--- Start DATA TO USE ---
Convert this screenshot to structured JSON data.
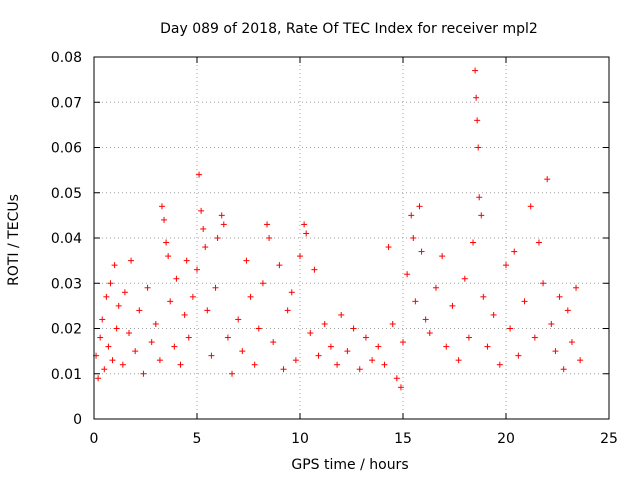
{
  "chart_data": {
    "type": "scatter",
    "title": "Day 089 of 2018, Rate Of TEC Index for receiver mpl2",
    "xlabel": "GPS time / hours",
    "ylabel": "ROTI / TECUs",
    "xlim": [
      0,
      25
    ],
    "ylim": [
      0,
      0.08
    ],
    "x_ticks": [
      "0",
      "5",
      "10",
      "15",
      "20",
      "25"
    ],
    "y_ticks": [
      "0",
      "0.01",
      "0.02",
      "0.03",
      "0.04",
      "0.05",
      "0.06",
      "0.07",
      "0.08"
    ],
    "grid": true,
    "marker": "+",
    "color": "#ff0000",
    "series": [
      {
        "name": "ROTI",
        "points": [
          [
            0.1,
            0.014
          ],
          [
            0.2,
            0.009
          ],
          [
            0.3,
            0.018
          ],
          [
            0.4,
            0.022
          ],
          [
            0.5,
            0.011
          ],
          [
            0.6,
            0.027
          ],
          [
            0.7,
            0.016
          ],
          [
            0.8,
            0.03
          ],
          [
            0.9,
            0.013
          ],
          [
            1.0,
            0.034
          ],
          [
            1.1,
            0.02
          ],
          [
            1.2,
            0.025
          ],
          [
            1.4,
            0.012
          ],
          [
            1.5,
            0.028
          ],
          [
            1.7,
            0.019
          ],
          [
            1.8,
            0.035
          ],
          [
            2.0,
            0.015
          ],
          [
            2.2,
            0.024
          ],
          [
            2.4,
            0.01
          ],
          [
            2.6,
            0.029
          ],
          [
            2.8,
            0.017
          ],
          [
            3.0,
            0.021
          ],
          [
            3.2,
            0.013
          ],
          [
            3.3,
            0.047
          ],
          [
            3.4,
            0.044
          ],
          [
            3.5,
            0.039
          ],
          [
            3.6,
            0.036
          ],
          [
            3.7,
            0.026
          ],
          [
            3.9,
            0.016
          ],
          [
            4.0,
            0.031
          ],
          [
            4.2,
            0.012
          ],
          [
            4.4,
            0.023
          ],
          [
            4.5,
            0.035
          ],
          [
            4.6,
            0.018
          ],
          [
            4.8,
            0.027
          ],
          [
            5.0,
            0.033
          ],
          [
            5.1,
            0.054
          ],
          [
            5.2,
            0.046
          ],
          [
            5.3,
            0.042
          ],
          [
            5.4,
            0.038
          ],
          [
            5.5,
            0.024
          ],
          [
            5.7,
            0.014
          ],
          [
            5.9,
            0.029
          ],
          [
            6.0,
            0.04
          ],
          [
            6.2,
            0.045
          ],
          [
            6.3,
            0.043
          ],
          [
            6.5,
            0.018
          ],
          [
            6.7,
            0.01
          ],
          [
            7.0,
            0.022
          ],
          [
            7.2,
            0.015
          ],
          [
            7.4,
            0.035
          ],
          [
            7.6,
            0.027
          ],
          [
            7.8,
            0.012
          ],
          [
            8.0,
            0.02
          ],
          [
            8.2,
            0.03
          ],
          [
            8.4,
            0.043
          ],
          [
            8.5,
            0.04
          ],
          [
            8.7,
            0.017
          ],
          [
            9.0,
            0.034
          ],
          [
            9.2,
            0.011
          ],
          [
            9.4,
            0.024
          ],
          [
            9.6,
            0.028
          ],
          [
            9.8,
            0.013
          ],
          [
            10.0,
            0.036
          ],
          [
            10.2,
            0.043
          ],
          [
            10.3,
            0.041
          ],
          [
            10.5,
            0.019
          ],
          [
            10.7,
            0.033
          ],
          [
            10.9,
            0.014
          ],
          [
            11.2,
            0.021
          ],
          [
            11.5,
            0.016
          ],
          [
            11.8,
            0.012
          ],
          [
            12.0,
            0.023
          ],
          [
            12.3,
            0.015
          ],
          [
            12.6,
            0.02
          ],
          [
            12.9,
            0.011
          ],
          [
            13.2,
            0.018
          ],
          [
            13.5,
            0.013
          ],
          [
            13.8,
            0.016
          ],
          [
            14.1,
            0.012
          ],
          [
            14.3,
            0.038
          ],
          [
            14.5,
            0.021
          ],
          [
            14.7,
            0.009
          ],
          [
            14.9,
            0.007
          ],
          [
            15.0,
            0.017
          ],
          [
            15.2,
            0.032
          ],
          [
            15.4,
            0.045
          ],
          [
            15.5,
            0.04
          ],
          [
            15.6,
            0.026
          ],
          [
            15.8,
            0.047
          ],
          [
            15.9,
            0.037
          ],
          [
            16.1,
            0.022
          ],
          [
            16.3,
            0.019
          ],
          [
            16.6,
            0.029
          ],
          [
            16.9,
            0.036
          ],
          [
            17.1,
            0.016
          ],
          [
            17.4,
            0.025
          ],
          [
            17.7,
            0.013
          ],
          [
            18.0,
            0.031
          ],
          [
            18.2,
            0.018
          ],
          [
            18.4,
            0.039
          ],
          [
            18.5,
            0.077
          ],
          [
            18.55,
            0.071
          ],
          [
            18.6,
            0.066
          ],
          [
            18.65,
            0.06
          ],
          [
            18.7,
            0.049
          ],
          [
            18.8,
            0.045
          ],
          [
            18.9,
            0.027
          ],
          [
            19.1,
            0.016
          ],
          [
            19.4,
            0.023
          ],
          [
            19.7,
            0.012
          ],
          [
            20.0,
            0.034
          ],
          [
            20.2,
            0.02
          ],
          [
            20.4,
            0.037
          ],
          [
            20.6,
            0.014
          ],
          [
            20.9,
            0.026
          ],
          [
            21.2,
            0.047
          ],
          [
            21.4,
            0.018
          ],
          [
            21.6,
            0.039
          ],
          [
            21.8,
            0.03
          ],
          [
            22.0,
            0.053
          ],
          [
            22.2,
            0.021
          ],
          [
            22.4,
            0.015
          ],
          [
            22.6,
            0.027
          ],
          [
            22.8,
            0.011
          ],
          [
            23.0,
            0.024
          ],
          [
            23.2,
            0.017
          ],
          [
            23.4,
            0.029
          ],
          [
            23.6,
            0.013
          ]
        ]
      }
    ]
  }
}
--- End DATA TO USE ---
### AIM OF THE EXERCISE
Give the entries again without a single change, but with no pictures.

### CORRECT ANSWER
Convert this screenshot to structured JSON data.
{
  "chart_data": {
    "type": "scatter",
    "title": "Day 089 of 2018, Rate Of TEC Index for receiver mpl2",
    "xlabel": "GPS time / hours",
    "ylabel": "ROTI / TECUs",
    "xlim": [
      0,
      25
    ],
    "ylim": [
      0,
      0.08
    ],
    "x_ticks": [
      "0",
      "5",
      "10",
      "15",
      "20",
      "25"
    ],
    "y_ticks": [
      "0",
      "0.01",
      "0.02",
      "0.03",
      "0.04",
      "0.05",
      "0.06",
      "0.07",
      "0.08"
    ],
    "grid": true,
    "marker": "+",
    "color": "#ff0000",
    "series": [
      {
        "name": "ROTI",
        "points": [
          [
            0.1,
            0.014
          ],
          [
            0.2,
            0.009
          ],
          [
            0.3,
            0.018
          ],
          [
            0.4,
            0.022
          ],
          [
            0.5,
            0.011
          ],
          [
            0.6,
            0.027
          ],
          [
            0.7,
            0.016
          ],
          [
            0.8,
            0.03
          ],
          [
            0.9,
            0.013
          ],
          [
            1.0,
            0.034
          ],
          [
            1.1,
            0.02
          ],
          [
            1.2,
            0.025
          ],
          [
            1.4,
            0.012
          ],
          [
            1.5,
            0.028
          ],
          [
            1.7,
            0.019
          ],
          [
            1.8,
            0.035
          ],
          [
            2.0,
            0.015
          ],
          [
            2.2,
            0.024
          ],
          [
            2.4,
            0.01
          ],
          [
            2.6,
            0.029
          ],
          [
            2.8,
            0.017
          ],
          [
            3.0,
            0.021
          ],
          [
            3.2,
            0.013
          ],
          [
            3.3,
            0.047
          ],
          [
            3.4,
            0.044
          ],
          [
            3.5,
            0.039
          ],
          [
            3.6,
            0.036
          ],
          [
            3.7,
            0.026
          ],
          [
            3.9,
            0.016
          ],
          [
            4.0,
            0.031
          ],
          [
            4.2,
            0.012
          ],
          [
            4.4,
            0.023
          ],
          [
            4.5,
            0.035
          ],
          [
            4.6,
            0.018
          ],
          [
            4.8,
            0.027
          ],
          [
            5.0,
            0.033
          ],
          [
            5.1,
            0.054
          ],
          [
            5.2,
            0.046
          ],
          [
            5.3,
            0.042
          ],
          [
            5.4,
            0.038
          ],
          [
            5.5,
            0.024
          ],
          [
            5.7,
            0.014
          ],
          [
            5.9,
            0.029
          ],
          [
            6.0,
            0.04
          ],
          [
            6.2,
            0.045
          ],
          [
            6.3,
            0.043
          ],
          [
            6.5,
            0.018
          ],
          [
            6.7,
            0.01
          ],
          [
            7.0,
            0.022
          ],
          [
            7.2,
            0.015
          ],
          [
            7.4,
            0.035
          ],
          [
            7.6,
            0.027
          ],
          [
            7.8,
            0.012
          ],
          [
            8.0,
            0.02
          ],
          [
            8.2,
            0.03
          ],
          [
            8.4,
            0.043
          ],
          [
            8.5,
            0.04
          ],
          [
            8.7,
            0.017
          ],
          [
            9.0,
            0.034
          ],
          [
            9.2,
            0.011
          ],
          [
            9.4,
            0.024
          ],
          [
            9.6,
            0.028
          ],
          [
            9.8,
            0.013
          ],
          [
            10.0,
            0.036
          ],
          [
            10.2,
            0.043
          ],
          [
            10.3,
            0.041
          ],
          [
            10.5,
            0.019
          ],
          [
            10.7,
            0.033
          ],
          [
            10.9,
            0.014
          ],
          [
            11.2,
            0.021
          ],
          [
            11.5,
            0.016
          ],
          [
            11.8,
            0.012
          ],
          [
            12.0,
            0.023
          ],
          [
            12.3,
            0.015
          ],
          [
            12.6,
            0.02
          ],
          [
            12.9,
            0.011
          ],
          [
            13.2,
            0.018
          ],
          [
            13.5,
            0.013
          ],
          [
            13.8,
            0.016
          ],
          [
            14.1,
            0.012
          ],
          [
            14.3,
            0.038
          ],
          [
            14.5,
            0.021
          ],
          [
            14.7,
            0.009
          ],
          [
            14.9,
            0.007
          ],
          [
            15.0,
            0.017
          ],
          [
            15.2,
            0.032
          ],
          [
            15.4,
            0.045
          ],
          [
            15.5,
            0.04
          ],
          [
            15.6,
            0.026
          ],
          [
            15.8,
            0.047
          ],
          [
            15.9,
            0.037
          ],
          [
            16.1,
            0.022
          ],
          [
            16.3,
            0.019
          ],
          [
            16.6,
            0.029
          ],
          [
            16.9,
            0.036
          ],
          [
            17.1,
            0.016
          ],
          [
            17.4,
            0.025
          ],
          [
            17.7,
            0.013
          ],
          [
            18.0,
            0.031
          ],
          [
            18.2,
            0.018
          ],
          [
            18.4,
            0.039
          ],
          [
            18.5,
            0.077
          ],
          [
            18.55,
            0.071
          ],
          [
            18.6,
            0.066
          ],
          [
            18.65,
            0.06
          ],
          [
            18.7,
            0.049
          ],
          [
            18.8,
            0.045
          ],
          [
            18.9,
            0.027
          ],
          [
            19.1,
            0.016
          ],
          [
            19.4,
            0.023
          ],
          [
            19.7,
            0.012
          ],
          [
            20.0,
            0.034
          ],
          [
            20.2,
            0.02
          ],
          [
            20.4,
            0.037
          ],
          [
            20.6,
            0.014
          ],
          [
            20.9,
            0.026
          ],
          [
            21.2,
            0.047
          ],
          [
            21.4,
            0.018
          ],
          [
            21.6,
            0.039
          ],
          [
            21.8,
            0.03
          ],
          [
            22.0,
            0.053
          ],
          [
            22.2,
            0.021
          ],
          [
            22.4,
            0.015
          ],
          [
            22.6,
            0.027
          ],
          [
            22.8,
            0.011
          ],
          [
            23.0,
            0.024
          ],
          [
            23.2,
            0.017
          ],
          [
            23.4,
            0.029
          ],
          [
            23.6,
            0.013
          ]
        ]
      }
    ]
  }
}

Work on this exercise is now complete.